DATA SUPPLIED:

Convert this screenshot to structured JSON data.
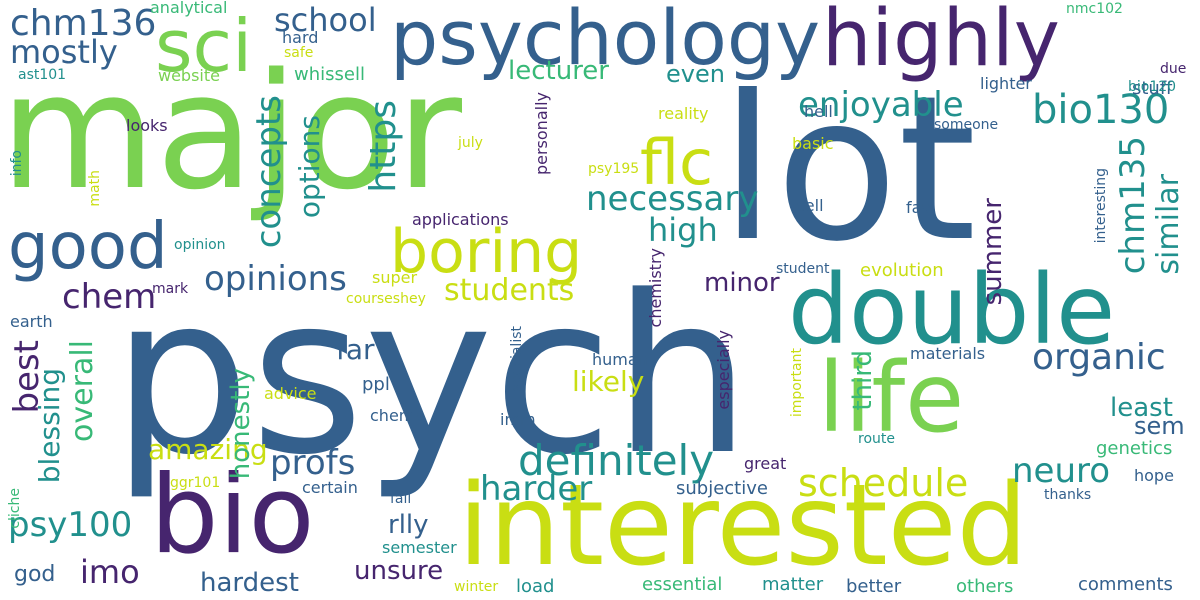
{
  "colors": {
    "purple": "#46256e",
    "blue": "#34608d",
    "teal": "#21908d",
    "green": "#38b977",
    "lime": "#7ad151",
    "yellow": "#c9de13"
  },
  "words": [
    "psych",
    "lot",
    "major",
    "interested",
    "bio",
    "double",
    "life",
    "psychology",
    "highly",
    "sci",
    "boring",
    "good",
    "flc",
    "enjoyable",
    "bio130",
    "definitely",
    "schedule",
    "organic",
    "chm136",
    "school",
    "mostly",
    "opinions",
    "students",
    "chem",
    "profs",
    "neuro",
    "harder",
    "https",
    "concepts",
    "necessary",
    "high",
    "options",
    "chm135",
    "similar",
    "best",
    "overall",
    "blessing",
    "psy100",
    "imo",
    "amazing",
    "honestly",
    "far",
    "likely",
    "least",
    "sem",
    "minor",
    "lecturer",
    "even",
    "summer",
    "third",
    "hardest",
    "rlly",
    "unsure",
    "genetics",
    "god",
    "evolution",
    "analytical",
    "nmc102",
    "hard",
    "safe",
    "whissell",
    "due",
    "stuff",
    "ast101",
    "website",
    "lighter",
    "bio120",
    "hell",
    "looks",
    "reality",
    "someone",
    "july",
    "basic",
    "info",
    "psy195",
    "personally",
    "interesting",
    "math",
    "applications",
    "cell",
    "fav",
    "opinion",
    "student",
    "mark",
    "super",
    "courseshey",
    "earth",
    "human",
    "materials",
    "chemistry",
    "specialist",
    "especially",
    "important",
    "advice",
    "ppl",
    "chems",
    "imm",
    "route",
    "great",
    "cliche",
    "ggr101",
    "certain",
    "subjective",
    "hope",
    "fall",
    "thanks",
    "semester",
    "winter",
    "load",
    "essential",
    "matter",
    "better",
    "others",
    "comments"
  ]
}
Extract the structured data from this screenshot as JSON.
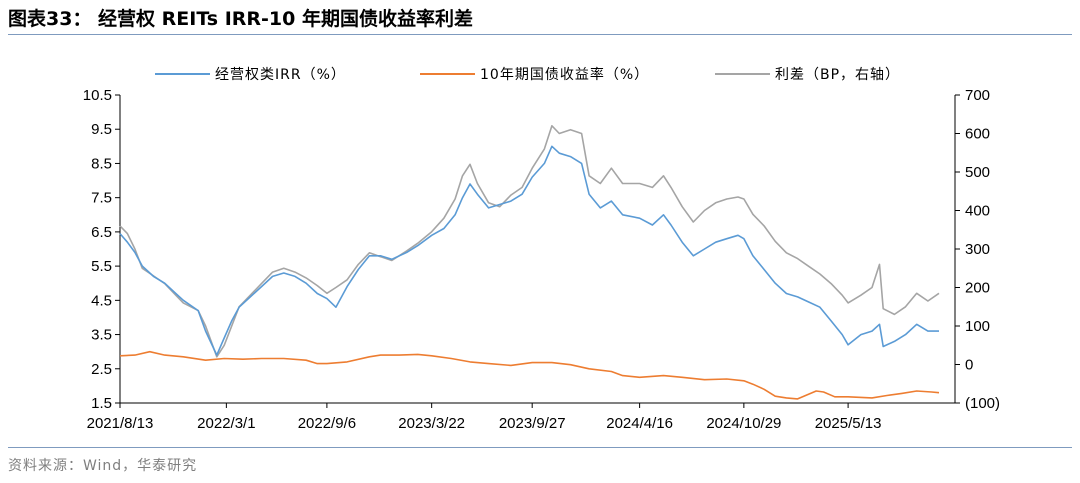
{
  "header": {
    "title": "图表33：  经营权 REITs IRR-10 年期国债收益率利差"
  },
  "footer": {
    "source": "资料来源：Wind，华泰研究"
  },
  "colors": {
    "irr": "#5b9bd5",
    "bond": "#ed7d31",
    "spread": "#a5a5a5",
    "rule": "#7f9bbf"
  },
  "chart_data": {
    "type": "line",
    "title": "",
    "legend_position": "top",
    "grid": false,
    "x_labels": [
      "2021/8/13",
      "2022/3/1",
      "2022/9/6",
      "2023/3/22",
      "2023/9/27",
      "2024/4/16",
      "2024/10/29",
      "2025/5/13"
    ],
    "x_range": [
      "2021/8/13",
      "2025/11/30"
    ],
    "y_left": {
      "range": [
        1.5,
        10.5
      ],
      "ticks": [
        "1.5",
        "2.5",
        "3.5",
        "4.5",
        "5.5",
        "6.5",
        "7.5",
        "8.5",
        "9.5",
        "10.5"
      ]
    },
    "y_right": {
      "range": [
        -100,
        700
      ],
      "ticks": [
        "(100)",
        "0",
        "100",
        "200",
        "300",
        "400",
        "500",
        "600",
        "700"
      ]
    },
    "series": [
      {
        "name": "经营权类IRR（%）",
        "axis": "left",
        "color": "#5b9bd5",
        "points": [
          [
            "2021/8/13",
            6.45
          ],
          [
            "2021/8/27",
            6.2
          ],
          [
            "2021/9/10",
            5.9
          ],
          [
            "2021/9/24",
            5.5
          ],
          [
            "2021/10/15",
            5.2
          ],
          [
            "2021/11/5",
            5.0
          ],
          [
            "2021/11/26",
            4.7
          ],
          [
            "2021/12/10",
            4.5
          ],
          [
            "2022/1/7",
            4.2
          ],
          [
            "2022/1/21",
            3.6
          ],
          [
            "2022/2/11",
            2.9
          ],
          [
            "2022/2/25",
            3.4
          ],
          [
            "2022/3/11",
            3.9
          ],
          [
            "2022/3/25",
            4.3
          ],
          [
            "2022/4/15",
            4.6
          ],
          [
            "2022/5/6",
            4.9
          ],
          [
            "2022/5/27",
            5.2
          ],
          [
            "2022/6/17",
            5.3
          ],
          [
            "2022/7/8",
            5.2
          ],
          [
            "2022/7/29",
            5.0
          ],
          [
            "2022/8/19",
            4.7
          ],
          [
            "2022/9/6",
            4.55
          ],
          [
            "2022/9/23",
            4.3
          ],
          [
            "2022/10/14",
            4.9
          ],
          [
            "2022/11/4",
            5.4
          ],
          [
            "2022/11/25",
            5.8
          ],
          [
            "2022/12/16",
            5.8
          ],
          [
            "2023/1/6",
            5.7
          ],
          [
            "2023/2/3",
            5.9
          ],
          [
            "2023/2/24",
            6.1
          ],
          [
            "2023/3/22",
            6.4
          ],
          [
            "2023/4/14",
            6.6
          ],
          [
            "2023/5/5",
            7.0
          ],
          [
            "2023/5/19",
            7.5
          ],
          [
            "2023/6/2",
            7.9
          ],
          [
            "2023/6/16",
            7.6
          ],
          [
            "2023/7/7",
            7.2
          ],
          [
            "2023/7/28",
            7.3
          ],
          [
            "2023/8/18",
            7.4
          ],
          [
            "2023/9/8",
            7.6
          ],
          [
            "2023/9/27",
            8.1
          ],
          [
            "2023/10/20",
            8.5
          ],
          [
            "2023/11/3",
            9.0
          ],
          [
            "2023/11/17",
            8.8
          ],
          [
            "2023/12/8",
            8.7
          ],
          [
            "2023/12/29",
            8.5
          ],
          [
            "2024/1/12",
            7.6
          ],
          [
            "2024/2/2",
            7.2
          ],
          [
            "2024/2/23",
            7.4
          ],
          [
            "2024/3/15",
            7.0
          ],
          [
            "2024/4/16",
            6.9
          ],
          [
            "2024/5/10",
            6.7
          ],
          [
            "2024/5/31",
            7.0
          ],
          [
            "2024/6/14",
            6.7
          ],
          [
            "2024/7/5",
            6.2
          ],
          [
            "2024/7/26",
            5.8
          ],
          [
            "2024/8/16",
            6.0
          ],
          [
            "2024/9/6",
            6.2
          ],
          [
            "2024/9/27",
            6.3
          ],
          [
            "2024/10/18",
            6.4
          ],
          [
            "2024/10/29",
            6.3
          ],
          [
            "2024/11/15",
            5.8
          ],
          [
            "2024/12/6",
            5.4
          ],
          [
            "2024/12/27",
            5.0
          ],
          [
            "2025/1/17",
            4.7
          ],
          [
            "2025/2/7",
            4.6
          ],
          [
            "2025/2/28",
            4.45
          ],
          [
            "2025/3/21",
            4.3
          ],
          [
            "2025/4/11",
            3.9
          ],
          [
            "2025/5/2",
            3.5
          ],
          [
            "2025/5/13",
            3.2
          ],
          [
            "2025/6/6",
            3.5
          ],
          [
            "2025/6/27",
            3.6
          ],
          [
            "2025/7/11",
            3.8
          ],
          [
            "2025/7/18",
            3.15
          ],
          [
            "2025/8/8",
            3.3
          ],
          [
            "2025/8/29",
            3.5
          ],
          [
            "2025/9/19",
            3.8
          ],
          [
            "2025/10/10",
            3.6
          ],
          [
            "2025/10/31",
            3.6
          ]
        ]
      },
      {
        "name": "10年期国债收益率（%）",
        "axis": "left",
        "color": "#ed7d31",
        "points": [
          [
            "2021/8/13",
            2.88
          ],
          [
            "2021/9/10",
            2.9
          ],
          [
            "2021/10/8",
            3.0
          ],
          [
            "2021/11/5",
            2.9
          ],
          [
            "2021/12/10",
            2.85
          ],
          [
            "2022/1/21",
            2.75
          ],
          [
            "2022/2/25",
            2.8
          ],
          [
            "2022/4/1",
            2.78
          ],
          [
            "2022/5/6",
            2.8
          ],
          [
            "2022/6/17",
            2.8
          ],
          [
            "2022/7/29",
            2.75
          ],
          [
            "2022/8/19",
            2.65
          ],
          [
            "2022/9/6",
            2.65
          ],
          [
            "2022/10/14",
            2.7
          ],
          [
            "2022/11/25",
            2.85
          ],
          [
            "2022/12/16",
            2.9
          ],
          [
            "2023/1/20",
            2.9
          ],
          [
            "2023/2/24",
            2.92
          ],
          [
            "2023/3/22",
            2.88
          ],
          [
            "2023/4/28",
            2.8
          ],
          [
            "2023/6/2",
            2.7
          ],
          [
            "2023/7/7",
            2.65
          ],
          [
            "2023/8/18",
            2.6
          ],
          [
            "2023/9/27",
            2.68
          ],
          [
            "2023/11/3",
            2.68
          ],
          [
            "2023/12/8",
            2.62
          ],
          [
            "2024/1/12",
            2.5
          ],
          [
            "2024/2/23",
            2.42
          ],
          [
            "2024/3/15",
            2.3
          ],
          [
            "2024/4/16",
            2.25
          ],
          [
            "2024/5/31",
            2.3
          ],
          [
            "2024/7/5",
            2.25
          ],
          [
            "2024/8/16",
            2.18
          ],
          [
            "2024/9/27",
            2.2
          ],
          [
            "2024/10/29",
            2.15
          ],
          [
            "2024/11/15",
            2.05
          ],
          [
            "2024/12/6",
            1.9
          ],
          [
            "2024/12/27",
            1.7
          ],
          [
            "2025/1/17",
            1.65
          ],
          [
            "2025/2/7",
            1.62
          ],
          [
            "2025/3/14",
            1.85
          ],
          [
            "2025/3/28",
            1.82
          ],
          [
            "2025/4/18",
            1.68
          ],
          [
            "2025/5/13",
            1.68
          ],
          [
            "2025/6/27",
            1.65
          ],
          [
            "2025/7/25",
            1.72
          ],
          [
            "2025/8/22",
            1.78
          ],
          [
            "2025/9/19",
            1.85
          ],
          [
            "2025/10/17",
            1.82
          ],
          [
            "2025/10/31",
            1.8
          ]
        ]
      },
      {
        "name": "利差（BP，右轴）",
        "axis": "right",
        "color": "#a5a5a5",
        "points": [
          [
            "2021/8/13",
            360
          ],
          [
            "2021/8/27",
            340
          ],
          [
            "2021/9/10",
            300
          ],
          [
            "2021/9/24",
            250
          ],
          [
            "2021/10/15",
            230
          ],
          [
            "2021/11/5",
            210
          ],
          [
            "2021/11/26",
            180
          ],
          [
            "2021/12/10",
            160
          ],
          [
            "2022/1/7",
            140
          ],
          [
            "2022/1/21",
            100
          ],
          [
            "2022/2/11",
            20
          ],
          [
            "2022/2/25",
            50
          ],
          [
            "2022/3/11",
            100
          ],
          [
            "2022/3/25",
            150
          ],
          [
            "2022/4/15",
            180
          ],
          [
            "2022/5/6",
            210
          ],
          [
            "2022/5/27",
            240
          ],
          [
            "2022/6/17",
            250
          ],
          [
            "2022/7/8",
            240
          ],
          [
            "2022/7/29",
            225
          ],
          [
            "2022/8/19",
            205
          ],
          [
            "2022/9/6",
            185
          ],
          [
            "2022/9/23",
            200
          ],
          [
            "2022/10/14",
            220
          ],
          [
            "2022/11/4",
            260
          ],
          [
            "2022/11/25",
            290
          ],
          [
            "2022/12/16",
            280
          ],
          [
            "2023/1/6",
            270
          ],
          [
            "2023/2/3",
            295
          ],
          [
            "2023/2/24",
            315
          ],
          [
            "2023/3/22",
            345
          ],
          [
            "2023/4/14",
            380
          ],
          [
            "2023/5/5",
            430
          ],
          [
            "2023/5/19",
            490
          ],
          [
            "2023/6/2",
            520
          ],
          [
            "2023/6/16",
            470
          ],
          [
            "2023/7/7",
            420
          ],
          [
            "2023/7/28",
            410
          ],
          [
            "2023/8/18",
            440
          ],
          [
            "2023/9/8",
            460
          ],
          [
            "2023/9/27",
            510
          ],
          [
            "2023/10/20",
            560
          ],
          [
            "2023/11/3",
            620
          ],
          [
            "2023/11/17",
            600
          ],
          [
            "2023/12/8",
            610
          ],
          [
            "2023/12/29",
            600
          ],
          [
            "2024/1/12",
            490
          ],
          [
            "2024/2/2",
            470
          ],
          [
            "2024/2/23",
            510
          ],
          [
            "2024/3/15",
            470
          ],
          [
            "2024/4/16",
            470
          ],
          [
            "2024/5/10",
            460
          ],
          [
            "2024/5/31",
            490
          ],
          [
            "2024/6/14",
            460
          ],
          [
            "2024/7/5",
            410
          ],
          [
            "2024/7/26",
            370
          ],
          [
            "2024/8/16",
            400
          ],
          [
            "2024/9/6",
            420
          ],
          [
            "2024/9/27",
            430
          ],
          [
            "2024/10/18",
            435
          ],
          [
            "2024/10/29",
            430
          ],
          [
            "2024/11/15",
            390
          ],
          [
            "2024/12/6",
            360
          ],
          [
            "2024/12/27",
            320
          ],
          [
            "2025/1/17",
            290
          ],
          [
            "2025/2/7",
            275
          ],
          [
            "2025/2/28",
            255
          ],
          [
            "2025/3/21",
            235
          ],
          [
            "2025/4/11",
            210
          ],
          [
            "2025/5/2",
            180
          ],
          [
            "2025/5/13",
            160
          ],
          [
            "2025/6/6",
            180
          ],
          [
            "2025/6/27",
            200
          ],
          [
            "2025/7/11",
            260
          ],
          [
            "2025/7/18",
            145
          ],
          [
            "2025/8/8",
            130
          ],
          [
            "2025/8/29",
            150
          ],
          [
            "2025/9/19",
            185
          ],
          [
            "2025/10/10",
            165
          ],
          [
            "2025/10/31",
            185
          ]
        ]
      }
    ]
  }
}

TASK GOAL: Gather each line in the data that holds the string "title".

CORRECT RESPONSE:
    "title": "图表33：  经营权 REITs IRR-10 年期国债收益率利差"
    "title": "",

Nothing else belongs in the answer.